■ **Requirement**
Every record must be written out once more, with nothing added or omitted.

━━━

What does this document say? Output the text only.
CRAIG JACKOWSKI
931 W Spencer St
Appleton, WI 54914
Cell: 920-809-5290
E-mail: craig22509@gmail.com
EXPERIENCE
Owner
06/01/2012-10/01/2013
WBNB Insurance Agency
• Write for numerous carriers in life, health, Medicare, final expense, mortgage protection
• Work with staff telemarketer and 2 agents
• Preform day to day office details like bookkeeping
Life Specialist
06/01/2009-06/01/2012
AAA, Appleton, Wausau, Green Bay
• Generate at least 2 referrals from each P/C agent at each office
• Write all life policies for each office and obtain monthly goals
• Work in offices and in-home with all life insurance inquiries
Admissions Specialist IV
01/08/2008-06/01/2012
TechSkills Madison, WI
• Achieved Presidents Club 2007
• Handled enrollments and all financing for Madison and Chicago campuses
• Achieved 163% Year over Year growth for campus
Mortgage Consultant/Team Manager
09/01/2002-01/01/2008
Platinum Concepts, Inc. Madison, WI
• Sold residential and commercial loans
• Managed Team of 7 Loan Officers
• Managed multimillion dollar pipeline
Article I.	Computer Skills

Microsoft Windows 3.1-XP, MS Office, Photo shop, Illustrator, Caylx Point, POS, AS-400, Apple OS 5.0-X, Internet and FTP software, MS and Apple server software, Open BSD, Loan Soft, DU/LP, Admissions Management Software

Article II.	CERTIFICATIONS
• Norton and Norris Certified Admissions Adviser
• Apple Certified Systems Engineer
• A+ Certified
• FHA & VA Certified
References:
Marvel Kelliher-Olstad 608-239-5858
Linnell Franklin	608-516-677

━━━

■ **Answer**
What does this document say? Output the text only.
CRAIG JACKOWSKI
931 W Spencer St
Appleton, WI 54914
Cell: 920-809-5290
E-mail: craig22509@gmail.com
EXPERIENCE
Owner
06/01/2012-10/01/2013
WBNB Insurance Agency
• Write for numerous carriers in life, health, Medicare, final expense, mortgage protection
• Work with staff telemarketer and 2 agents
• Preform day to day office details like bookkeeping
Life Specialist
06/01/2009-06/01/2012
AAA, Appleton, Wausau, Green Bay
• Generate at least 2 referrals from each P/C agent at each office
• Write all life policies for each office and obtain monthly goals
• Work in offices and in-home with all life insurance inquiries
Admissions Specialist IV
01/08/2008-06/01/2012
TechSkills Madison, WI
• Achieved Presidents Club 2007
• Handled enrollments and all financing for Madison and Chicago campuses
• Achieved 163% Year over Year growth for campus
Mortgage Consultant/Team Manager
09/01/2002-01/01/2008
Platinum Concepts, Inc. Madison, WI
• Sold residential and commercial loans
• Managed Team of 7 Loan Officers
• Managed multimillion dollar pipeline
Article I.	Computer Skills

Microsoft Windows 3.1-XP, MS Office, Photo shop, Illustrator, Caylx Point, POS, AS-400, Apple OS 5.0-X, Internet and FTP software, MS and Apple server software, Open BSD, Loan Soft, DU/LP, Admissions Management Software

Article II.	CERTIFICATIONS
• Norton and Norris Certified Admissions Adviser
• Apple Certified Systems Engineer
• A+ Certified
• FHA & VA Certified
References:
Marvel Kelliher-Olstad 608-239-5858
Linnell Franklin	608-516-677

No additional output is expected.